[Objective]:
With the pictures left out, copy the listing below exactly.

■ ■ ■

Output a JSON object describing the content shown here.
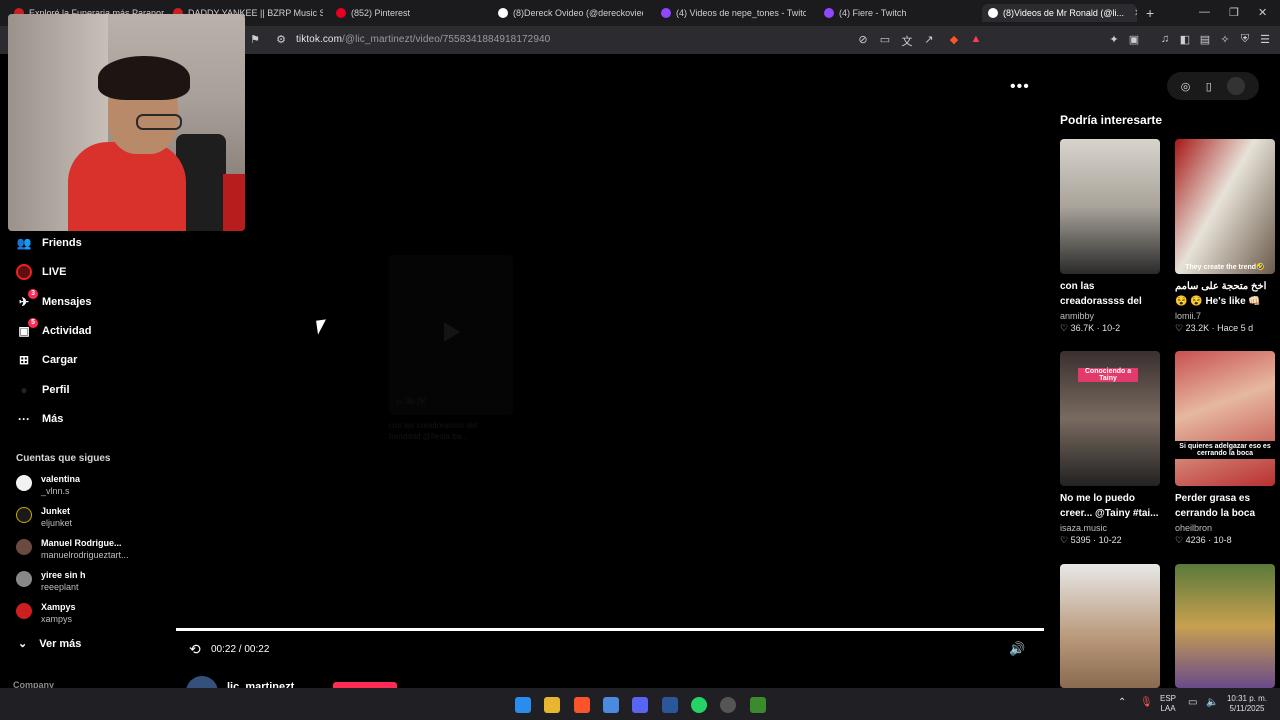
{
  "browser": {
    "tabs": [
      {
        "label": "Exploré la Funeraria más Paranorma...",
        "color": "#cc2020"
      },
      {
        "label": "DADDY YANKEE || BZRP Music Sessi...",
        "color": "#cc2020"
      },
      {
        "label": "(852) Pinterest",
        "color": "#e60023"
      },
      {
        "label": "(8)Dereck Ovideo (@dereckoviedo20...",
        "color": "#ffffff"
      },
      {
        "label": "(4) Videos de nepe_tones - Twitch",
        "color": "#9146ff"
      },
      {
        "label": "(4) Fiere - Twitch",
        "color": "#9146ff"
      },
      {
        "label": "(8)Videos de Mr Ronald (@li...",
        "color": "#ffffff"
      }
    ],
    "new_tab": "+",
    "window_controls": [
      "—",
      "❐",
      "✕"
    ],
    "url_host": "tiktok.com",
    "url_path": "/@lic_martinezt/video/7558341884918172940"
  },
  "nav": {
    "items": [
      {
        "label": "Friends",
        "icon": "friends-icon",
        "glyph": "👥"
      },
      {
        "label": "LIVE",
        "icon": "live-icon",
        "glyph": ""
      },
      {
        "label": "Mensajes",
        "icon": "messages-icon",
        "glyph": "✈",
        "badge": "3"
      },
      {
        "label": "Actividad",
        "icon": "activity-icon",
        "glyph": "▣",
        "badge": "5"
      },
      {
        "label": "Cargar",
        "icon": "upload-icon",
        "glyph": "⊞"
      },
      {
        "label": "Perfil",
        "icon": "profile-icon",
        "glyph": "●"
      },
      {
        "label": "Más",
        "icon": "more-icon",
        "glyph": "···"
      }
    ],
    "following_title": "Cuentas que sigues",
    "following": [
      {
        "name": "valentina",
        "handle": "_vlnn.s",
        "color": "#f2f2f2"
      },
      {
        "name": "Junket",
        "handle": "eljunket",
        "color": "#1a1a1a"
      },
      {
        "name": "Manuel Rodrigue...",
        "handle": "manuelrodrigueztart...",
        "color": "#6a4a40"
      },
      {
        "name": "yiree sin h",
        "handle": "reeeplant",
        "color": "#888888"
      },
      {
        "name": "Xampys",
        "handle": "xampys",
        "color": "#cc2020"
      }
    ],
    "see_more": "Ver más",
    "company": "Company"
  },
  "video": {
    "more": "•••",
    "time": "00:22 / 00:22",
    "progress": 1.0,
    "ghost_views": "▷ 36.7K",
    "ghost_caption": "con las creadorassss del trendddd @fiesta ba...",
    "author": "lic_martinezt"
  },
  "recommend": {
    "title": "Podría interesarte",
    "cards": [
      {
        "caption": "con las creadorassss del trendddd @fies...",
        "user": "anmibby",
        "likes": "36.7K",
        "date": "10-2",
        "thumb": "party",
        "overlay": ""
      },
      {
        "caption": "اخخ متحجة على سامم 😵 😵 He's like 👊🏻 👍🏻 ...",
        "user": "lomii.7",
        "likes": "23.2K",
        "date": "Hace 5 d",
        "thumb": "movie",
        "overlay": "They create the trend🤣"
      },
      {
        "caption": "No me lo puedo creer... @Tainy #tai...",
        "user": "isaza.music",
        "likes": "5395",
        "date": "10-22",
        "thumb": "group",
        "overlay": "Conociendo a Tainy"
      },
      {
        "caption": "Perder grasa es cerrando la boca",
        "user": "oheilbron",
        "likes": "4236",
        "date": "10-8",
        "thumb": "face",
        "overlay": "Si quieres adelgazar eso es cerrando la boca"
      },
      {
        "caption": "",
        "user": "",
        "likes": "",
        "date": "",
        "thumb": "dog",
        "overlay": ""
      },
      {
        "caption": "",
        "user": "",
        "likes": "",
        "date": "",
        "thumb": "game",
        "overlay": ""
      }
    ]
  },
  "taskbar": {
    "lang_1": "ESP",
    "lang_2": "LAA",
    "time": "10:31 p. m.",
    "date": "5/11/2025"
  }
}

■ ■ ■

[Result of the task]:
Output a JSON object describing the content shown here.
{
  "browser": {
    "tabs": [
      {
        "label": "Exploré la Funeraria más Paranorma...",
        "color": "#cc2020"
      },
      {
        "label": "DADDY YANKEE || BZRP Music Sessi...",
        "color": "#cc2020"
      },
      {
        "label": "(852) Pinterest",
        "color": "#e60023"
      },
      {
        "label": "(8)Dereck Ovideo (@dereckoviedo20...",
        "color": "#ffffff"
      },
      {
        "label": "(4) Videos de nepe_tones - Twitch",
        "color": "#9146ff"
      },
      {
        "label": "(4) Fiere - Twitch",
        "color": "#9146ff"
      },
      {
        "label": "(8)Videos de Mr Ronald (@li...",
        "color": "#ffffff"
      }
    ],
    "new_tab": "+",
    "window_controls": [
      "—",
      "❐",
      "✕"
    ],
    "url_host": "tiktok.com",
    "url_path": "/@lic_martinezt/video/7558341884918172940"
  },
  "nav": {
    "items": [
      {
        "label": "Friends",
        "icon": "friends-icon",
        "glyph": "👥"
      },
      {
        "label": "LIVE",
        "icon": "live-icon",
        "glyph": ""
      },
      {
        "label": "Mensajes",
        "icon": "messages-icon",
        "glyph": "✈",
        "badge": "3"
      },
      {
        "label": "Actividad",
        "icon": "activity-icon",
        "glyph": "▣",
        "badge": "5"
      },
      {
        "label": "Cargar",
        "icon": "upload-icon",
        "glyph": "⊞"
      },
      {
        "label": "Perfil",
        "icon": "profile-icon",
        "glyph": "●"
      },
      {
        "label": "Más",
        "icon": "more-icon",
        "glyph": "···"
      }
    ],
    "following_title": "Cuentas que sigues",
    "following": [
      {
        "name": "valentina",
        "handle": "_vlnn.s",
        "color": "#f2f2f2"
      },
      {
        "name": "Junket",
        "handle": "eljunket",
        "color": "#1a1a1a"
      },
      {
        "name": "Manuel Rodrigue...",
        "handle": "manuelrodrigueztart...",
        "color": "#6a4a40"
      },
      {
        "name": "yiree sin h",
        "handle": "reeeplant",
        "color": "#888888"
      },
      {
        "name": "Xampys",
        "handle": "xampys",
        "color": "#cc2020"
      }
    ],
    "see_more": "Ver más",
    "company": "Company"
  },
  "video": {
    "more": "•••",
    "time": "00:22 / 00:22",
    "progress": 1.0,
    "ghost_views": "▷ 36.7K",
    "ghost_caption": "con las creadorassss del trendddd @fiesta ba...",
    "author": "lic_martinezt"
  },
  "recommend": {
    "title": "Podría interesarte",
    "cards": [
      {
        "caption": "con las creadorassss del trendddd @fies...",
        "user": "anmibby",
        "likes": "36.7K",
        "date": "10-2",
        "thumb": "party",
        "overlay": ""
      },
      {
        "caption": "اخخ متحجة على سامم 😵 😵 He's like 👊🏻 👍🏻 ...",
        "user": "lomii.7",
        "likes": "23.2K",
        "date": "Hace 5 d",
        "thumb": "movie",
        "overlay": "They create the trend🤣"
      },
      {
        "caption": "No me lo puedo creer... @Tainy #tai...",
        "user": "isaza.music",
        "likes": "5395",
        "date": "10-22",
        "thumb": "group",
        "overlay": "Conociendo a Tainy"
      },
      {
        "caption": "Perder grasa es cerrando la boca",
        "user": "oheilbron",
        "likes": "4236",
        "date": "10-8",
        "thumb": "face",
        "overlay": "Si quieres adelgazar eso es cerrando la boca"
      },
      {
        "caption": "",
        "user": "",
        "likes": "",
        "date": "",
        "thumb": "dog",
        "overlay": ""
      },
      {
        "caption": "",
        "user": "",
        "likes": "",
        "date": "",
        "thumb": "game",
        "overlay": ""
      }
    ]
  },
  "taskbar": {
    "lang_1": "ESP",
    "lang_2": "LAA",
    "time": "10:31 p. m.",
    "date": "5/11/2025"
  }
}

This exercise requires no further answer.